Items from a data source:
◇ ◇ ◇ ◇

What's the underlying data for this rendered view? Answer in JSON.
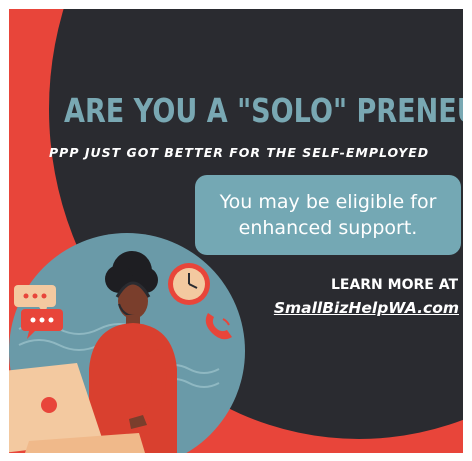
{
  "headline": "ARE YOU A \"SOLO\" PRENEUR?",
  "subheadline": "PPP JUST GOT BETTER FOR THE SELF-EMPLOYED",
  "callout": "You may be eligible for enhanced support.",
  "cta": {
    "line1": "LEARN MORE AT",
    "link": "SmallBizHelpWA.com"
  },
  "colors": {
    "background_red": "#e8453a",
    "dark_blob": "#2a2b30",
    "accent_teal": "#74a8b4",
    "text_white": "#ffffff"
  },
  "illustration": {
    "subject": "woman-on-laptop-with-headset",
    "icons": [
      "clock-icon",
      "phone-icon",
      "chat-bubble-icon",
      "chat-bubble-icon"
    ]
  }
}
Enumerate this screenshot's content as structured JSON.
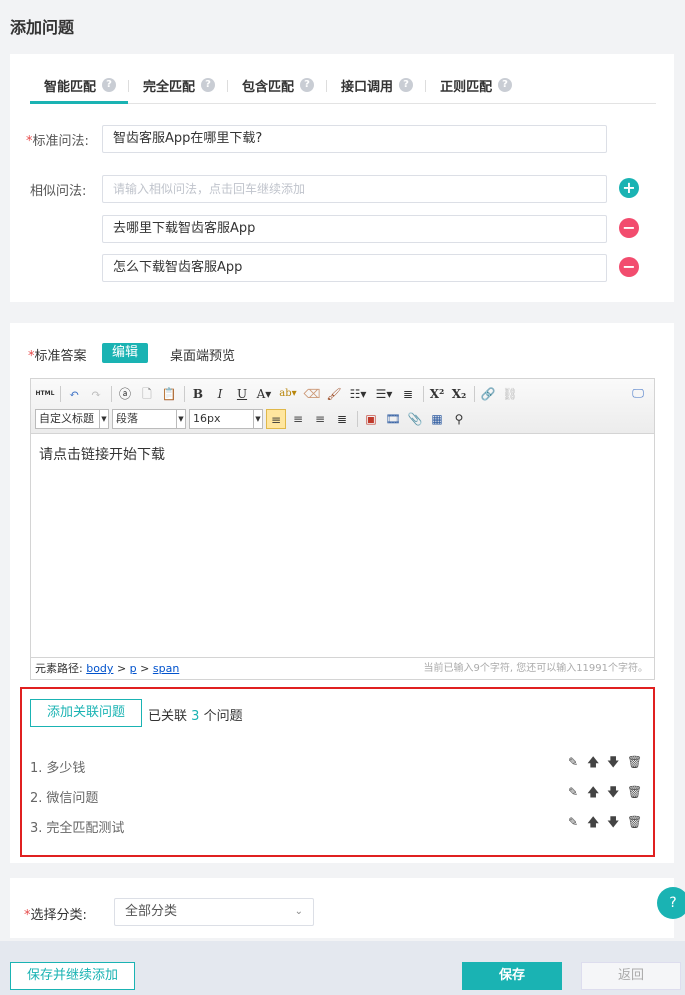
{
  "page_title": "添加问题",
  "tabs": [
    {
      "label": "智能匹配",
      "help": "?"
    },
    {
      "label": "完全匹配",
      "help": "?"
    },
    {
      "label": "包含匹配",
      "help": "?"
    },
    {
      "label": "接口调用",
      "help": "?"
    },
    {
      "label": "正则匹配",
      "help": "?"
    }
  ],
  "standard_question": {
    "label": "标准问法:",
    "required_mark": "*",
    "value": "智齿客服App在哪里下载?"
  },
  "similar": {
    "label": "相似问法:",
    "placeholder": "请输入相似问法，点击回车继续添加",
    "add_symbol": "+",
    "remove_symbol": "−",
    "items": [
      "去哪里下载智齿客服App",
      "怎么下载智齿客服App"
    ]
  },
  "answer": {
    "required_mark": "*",
    "label": "标准答案",
    "mode_edit": "编辑",
    "mode_preview": "桌面端预览",
    "content": "请点击链接开始下载"
  },
  "editor": {
    "html_label": "HTML",
    "custom_title": "自定义标题",
    "paragraph": "段落",
    "font_size": "16px",
    "path_label": "元素路径:",
    "path": [
      "body",
      "p",
      "span"
    ],
    "path_sep": ">",
    "char_count": "当前已输入9个字符, 您还可以输入11991个字符。"
  },
  "related": {
    "button": "添加关联问题",
    "prefix": "已关联",
    "count": "3",
    "suffix": "个问题",
    "items": [
      {
        "no": "1.",
        "text": "多少钱"
      },
      {
        "no": "2.",
        "text": "微信问题"
      },
      {
        "no": "3.",
        "text": "完全匹配测试"
      }
    ]
  },
  "category": {
    "required_mark": "*",
    "label": "选择分类:",
    "value": "全部分类"
  },
  "footer": {
    "save_continue": "保存并继续添加",
    "save": "保存",
    "back": "返回"
  },
  "colors": {
    "accent": "#1ab3b3",
    "danger": "#f24c6e",
    "highlight_border": "#e02020"
  }
}
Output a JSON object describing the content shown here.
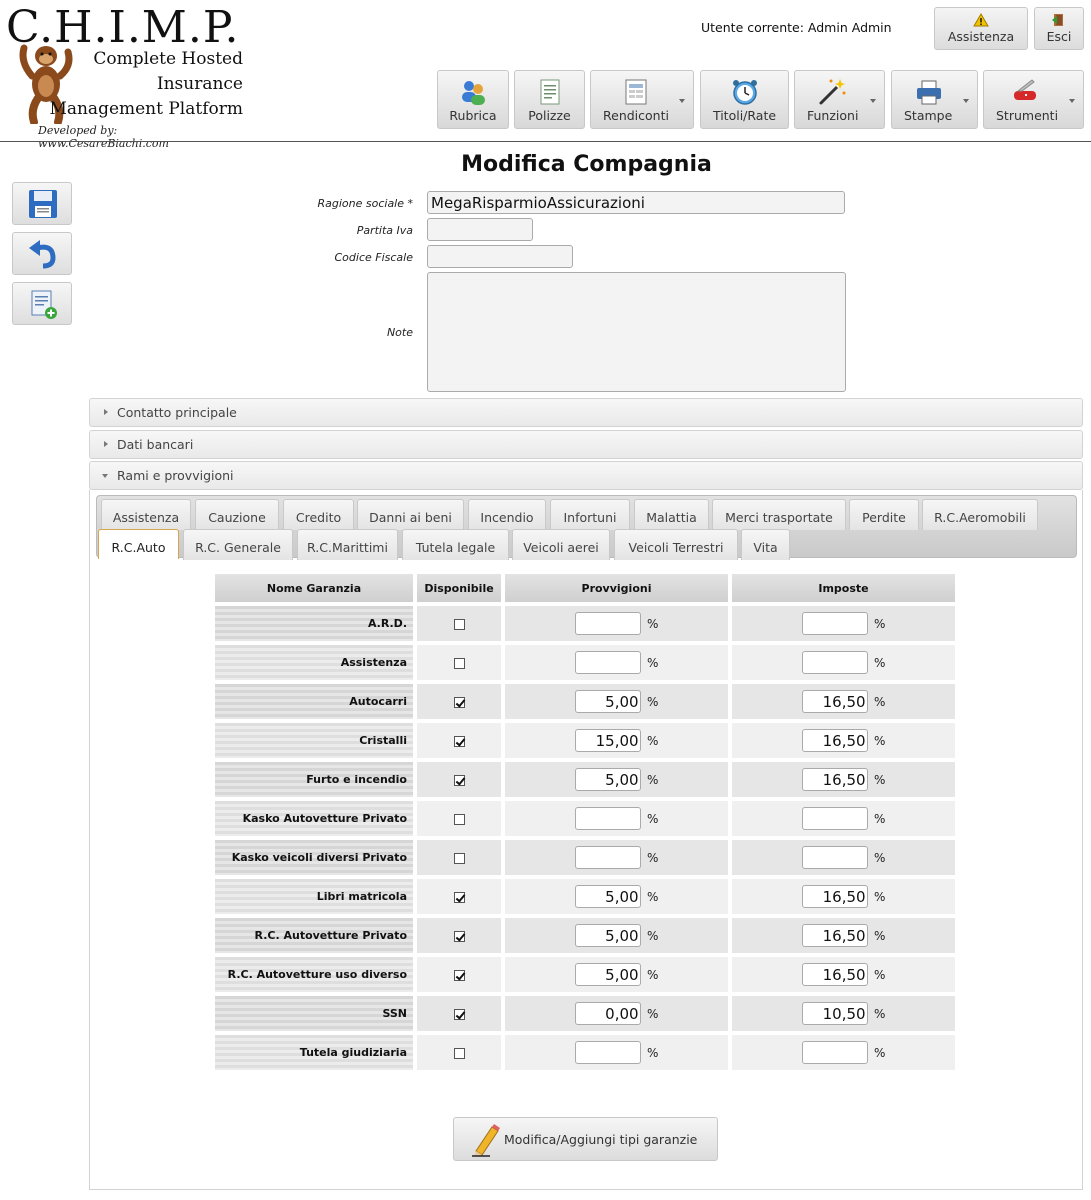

◇ ◇ ◇ ◇

[Exercise brief] Take the listing above and print it exactly, apart from the pictures.

[Reply]
What's the underlying data for this rendered view? Answer in JSON.
{
  "headline": "ARE YOU A \"SOLO\" PRENEUR?",
  "subheadline": "PPP JUST GOT BETTER FOR THE SELF-EMPLOYED",
  "callout": "You may be eligible for enhanced support.",
  "cta": {
    "line1": "LEARN MORE AT",
    "link": "SmallBizHelpWA.com"
  },
  "colors": {
    "background_red": "#e8453a",
    "dark_blob": "#2a2b30",
    "accent_teal": "#74a8b4",
    "text_white": "#ffffff"
  },
  "illustration": {
    "subject": "woman-on-laptop-with-headset",
    "icons": [
      "clock-icon",
      "phone-icon",
      "chat-bubble-icon",
      "chat-bubble-icon"
    ]
  }
}
Enumerate this screenshot's content as structured JSON.
{
  "page_title": "添加问题",
  "tabs": [
    {
      "label": "智能匹配",
      "help": "?"
    },
    {
      "label": "完全匹配",
      "help": "?"
    },
    {
      "label": "包含匹配",
      "help": "?"
    },
    {
      "label": "接口调用",
      "help": "?"
    },
    {
      "label": "正则匹配",
      "help": "?"
    }
  ],
  "standard_question": {
    "label": "标准问法:",
    "required_mark": "*",
    "value": "智齿客服App在哪里下载?"
  },
  "similar": {
    "label": "相似问法:",
    "placeholder": "请输入相似问法，点击回车继续添加",
    "add_symbol": "+",
    "remove_symbol": "−",
    "items": [
      "去哪里下载智齿客服App",
      "怎么下载智齿客服App"
    ]
  },
  "answer": {
    "required_mark": "*",
    "label": "标准答案",
    "mode_edit": "编辑",
    "mode_preview": "桌面端预览",
    "content": "请点击链接开始下载"
  },
  "editor": {
    "html_label": "HTML",
    "custom_title": "自定义标题",
    "paragraph": "段落",
    "font_size": "16px",
    "path_label": "元素路径:",
    "path": [
      "body",
      "p",
      "span"
    ],
    "path_sep": ">",
    "char_count": "当前已输入9个字符, 您还可以输入11991个字符。"
  },
  "related": {
    "button": "添加关联问题",
    "prefix": "已关联",
    "count": "3",
    "suffix": "个问题",
    "items": [
      {
        "no": "1.",
        "text": "多少钱"
      },
      {
        "no": "2.",
        "text": "微信问题"
      },
      {
        "no": "3.",
        "text": "完全匹配测试"
      }
    ]
  },
  "category": {
    "required_mark": "*",
    "label": "选择分类:",
    "value": "全部分类"
  },
  "footer": {
    "save_continue": "保存并继续添加",
    "save": "保存",
    "back": "返回"
  },
  "colors": {
    "accent": "#1ab3b3",
    "danger": "#f24c6e",
    "highlight_border": "#e02020"
  }
}
Output a JSON object describing the content shown here.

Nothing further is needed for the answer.